## PROBLEM STATEMENT
Copy the lines holding the word "image", all of them.

Stored data entries:
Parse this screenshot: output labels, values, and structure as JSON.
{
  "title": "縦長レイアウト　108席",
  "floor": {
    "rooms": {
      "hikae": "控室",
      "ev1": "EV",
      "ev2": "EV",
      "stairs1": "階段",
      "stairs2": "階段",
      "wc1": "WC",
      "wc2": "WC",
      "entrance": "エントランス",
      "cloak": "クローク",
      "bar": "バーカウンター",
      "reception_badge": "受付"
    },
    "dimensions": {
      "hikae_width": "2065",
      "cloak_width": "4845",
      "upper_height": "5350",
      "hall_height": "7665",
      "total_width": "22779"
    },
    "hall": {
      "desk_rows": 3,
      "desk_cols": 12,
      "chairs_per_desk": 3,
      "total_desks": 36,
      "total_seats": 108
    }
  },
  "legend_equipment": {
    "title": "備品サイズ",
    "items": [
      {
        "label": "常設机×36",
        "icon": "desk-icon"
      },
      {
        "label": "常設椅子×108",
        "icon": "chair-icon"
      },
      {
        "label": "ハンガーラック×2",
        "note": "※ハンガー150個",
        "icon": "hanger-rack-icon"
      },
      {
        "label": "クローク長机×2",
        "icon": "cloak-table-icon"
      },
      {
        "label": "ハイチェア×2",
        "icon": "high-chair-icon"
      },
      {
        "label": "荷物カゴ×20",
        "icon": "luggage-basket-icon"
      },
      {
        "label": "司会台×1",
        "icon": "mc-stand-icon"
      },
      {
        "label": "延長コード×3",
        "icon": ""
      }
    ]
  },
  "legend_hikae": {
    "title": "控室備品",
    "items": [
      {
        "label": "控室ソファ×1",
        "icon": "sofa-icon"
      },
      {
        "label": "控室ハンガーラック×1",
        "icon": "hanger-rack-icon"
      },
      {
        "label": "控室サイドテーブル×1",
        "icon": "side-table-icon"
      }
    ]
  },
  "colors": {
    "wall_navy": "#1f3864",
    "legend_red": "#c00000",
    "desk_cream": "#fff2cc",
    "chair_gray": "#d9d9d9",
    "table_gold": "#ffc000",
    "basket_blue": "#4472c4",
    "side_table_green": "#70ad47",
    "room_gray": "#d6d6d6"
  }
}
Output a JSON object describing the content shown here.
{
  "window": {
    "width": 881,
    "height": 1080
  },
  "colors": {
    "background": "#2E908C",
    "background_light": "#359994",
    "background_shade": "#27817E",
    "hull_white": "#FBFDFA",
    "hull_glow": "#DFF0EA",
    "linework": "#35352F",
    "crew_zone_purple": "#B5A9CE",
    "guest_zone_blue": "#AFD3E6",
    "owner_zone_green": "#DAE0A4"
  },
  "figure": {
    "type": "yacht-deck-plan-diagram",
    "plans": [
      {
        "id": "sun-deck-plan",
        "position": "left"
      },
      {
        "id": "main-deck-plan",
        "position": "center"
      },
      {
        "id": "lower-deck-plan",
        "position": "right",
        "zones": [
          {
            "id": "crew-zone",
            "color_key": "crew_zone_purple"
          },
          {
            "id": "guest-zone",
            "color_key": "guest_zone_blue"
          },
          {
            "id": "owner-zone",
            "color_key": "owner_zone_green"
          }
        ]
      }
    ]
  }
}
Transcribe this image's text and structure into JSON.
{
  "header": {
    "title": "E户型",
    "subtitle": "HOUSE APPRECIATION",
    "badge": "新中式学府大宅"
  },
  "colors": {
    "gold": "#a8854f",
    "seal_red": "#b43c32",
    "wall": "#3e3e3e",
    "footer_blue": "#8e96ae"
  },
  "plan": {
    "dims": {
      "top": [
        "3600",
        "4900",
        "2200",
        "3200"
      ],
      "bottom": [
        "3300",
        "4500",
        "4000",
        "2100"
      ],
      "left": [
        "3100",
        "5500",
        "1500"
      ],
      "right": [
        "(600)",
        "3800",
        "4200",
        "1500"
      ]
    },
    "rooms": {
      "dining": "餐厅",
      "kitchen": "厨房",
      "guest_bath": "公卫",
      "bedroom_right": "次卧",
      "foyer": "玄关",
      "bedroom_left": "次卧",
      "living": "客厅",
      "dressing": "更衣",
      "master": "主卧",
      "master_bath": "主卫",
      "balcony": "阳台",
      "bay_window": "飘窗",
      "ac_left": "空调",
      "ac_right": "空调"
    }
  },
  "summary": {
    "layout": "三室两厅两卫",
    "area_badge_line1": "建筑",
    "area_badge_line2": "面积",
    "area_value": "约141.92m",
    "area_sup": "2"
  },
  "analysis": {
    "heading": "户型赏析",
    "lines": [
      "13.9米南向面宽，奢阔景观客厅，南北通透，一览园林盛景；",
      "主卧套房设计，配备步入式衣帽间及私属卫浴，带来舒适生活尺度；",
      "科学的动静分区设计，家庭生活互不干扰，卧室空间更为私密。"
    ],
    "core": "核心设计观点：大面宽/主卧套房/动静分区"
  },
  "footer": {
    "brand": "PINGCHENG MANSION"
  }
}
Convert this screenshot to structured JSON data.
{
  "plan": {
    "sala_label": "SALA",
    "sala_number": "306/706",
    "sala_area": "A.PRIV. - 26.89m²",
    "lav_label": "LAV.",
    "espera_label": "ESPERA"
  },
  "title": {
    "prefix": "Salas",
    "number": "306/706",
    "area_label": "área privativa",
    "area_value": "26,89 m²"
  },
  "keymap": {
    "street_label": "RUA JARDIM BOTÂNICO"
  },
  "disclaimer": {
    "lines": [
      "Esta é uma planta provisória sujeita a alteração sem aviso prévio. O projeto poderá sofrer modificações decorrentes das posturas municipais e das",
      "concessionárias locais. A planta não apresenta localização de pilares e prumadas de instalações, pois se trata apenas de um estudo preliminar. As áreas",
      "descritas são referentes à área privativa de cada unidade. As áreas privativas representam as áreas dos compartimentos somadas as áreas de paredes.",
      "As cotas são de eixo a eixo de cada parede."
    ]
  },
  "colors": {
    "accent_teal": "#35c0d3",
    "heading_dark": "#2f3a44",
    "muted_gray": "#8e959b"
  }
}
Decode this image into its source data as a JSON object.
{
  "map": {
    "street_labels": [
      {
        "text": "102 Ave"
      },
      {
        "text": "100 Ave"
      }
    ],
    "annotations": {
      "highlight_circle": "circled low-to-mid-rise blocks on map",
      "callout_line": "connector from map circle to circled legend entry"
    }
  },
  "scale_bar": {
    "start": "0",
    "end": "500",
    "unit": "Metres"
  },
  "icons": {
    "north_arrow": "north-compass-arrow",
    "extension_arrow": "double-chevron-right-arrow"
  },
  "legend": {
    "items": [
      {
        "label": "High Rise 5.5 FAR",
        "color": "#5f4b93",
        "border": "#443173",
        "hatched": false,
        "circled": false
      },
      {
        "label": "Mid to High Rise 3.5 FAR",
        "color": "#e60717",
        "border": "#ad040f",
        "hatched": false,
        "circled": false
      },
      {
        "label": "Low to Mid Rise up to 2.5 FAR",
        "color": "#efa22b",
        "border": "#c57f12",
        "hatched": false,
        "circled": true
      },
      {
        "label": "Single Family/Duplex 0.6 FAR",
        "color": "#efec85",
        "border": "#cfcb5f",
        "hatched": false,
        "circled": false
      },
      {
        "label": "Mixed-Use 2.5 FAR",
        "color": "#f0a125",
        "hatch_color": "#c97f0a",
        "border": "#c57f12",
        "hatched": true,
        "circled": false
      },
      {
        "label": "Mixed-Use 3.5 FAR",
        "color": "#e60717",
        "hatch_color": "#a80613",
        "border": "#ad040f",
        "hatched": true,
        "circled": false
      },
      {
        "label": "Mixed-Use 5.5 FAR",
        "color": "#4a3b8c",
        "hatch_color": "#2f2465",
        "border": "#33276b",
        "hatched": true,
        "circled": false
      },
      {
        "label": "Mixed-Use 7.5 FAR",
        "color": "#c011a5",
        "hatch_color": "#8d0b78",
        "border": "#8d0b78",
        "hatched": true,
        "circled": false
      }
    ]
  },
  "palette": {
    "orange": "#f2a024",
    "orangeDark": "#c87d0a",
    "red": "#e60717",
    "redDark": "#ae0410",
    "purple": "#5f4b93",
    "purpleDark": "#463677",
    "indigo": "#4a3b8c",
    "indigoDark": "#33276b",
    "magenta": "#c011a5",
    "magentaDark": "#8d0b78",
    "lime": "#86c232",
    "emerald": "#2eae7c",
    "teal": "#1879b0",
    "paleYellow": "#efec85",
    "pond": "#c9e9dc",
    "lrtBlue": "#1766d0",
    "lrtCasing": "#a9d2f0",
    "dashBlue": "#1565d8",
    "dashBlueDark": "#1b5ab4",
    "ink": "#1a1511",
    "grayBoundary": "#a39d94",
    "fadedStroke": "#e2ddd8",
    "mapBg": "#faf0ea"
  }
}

## EXPECTED ANSWER
Transcribe this image's text and structure into JSON.
Decode this image into its source data as a JSON object.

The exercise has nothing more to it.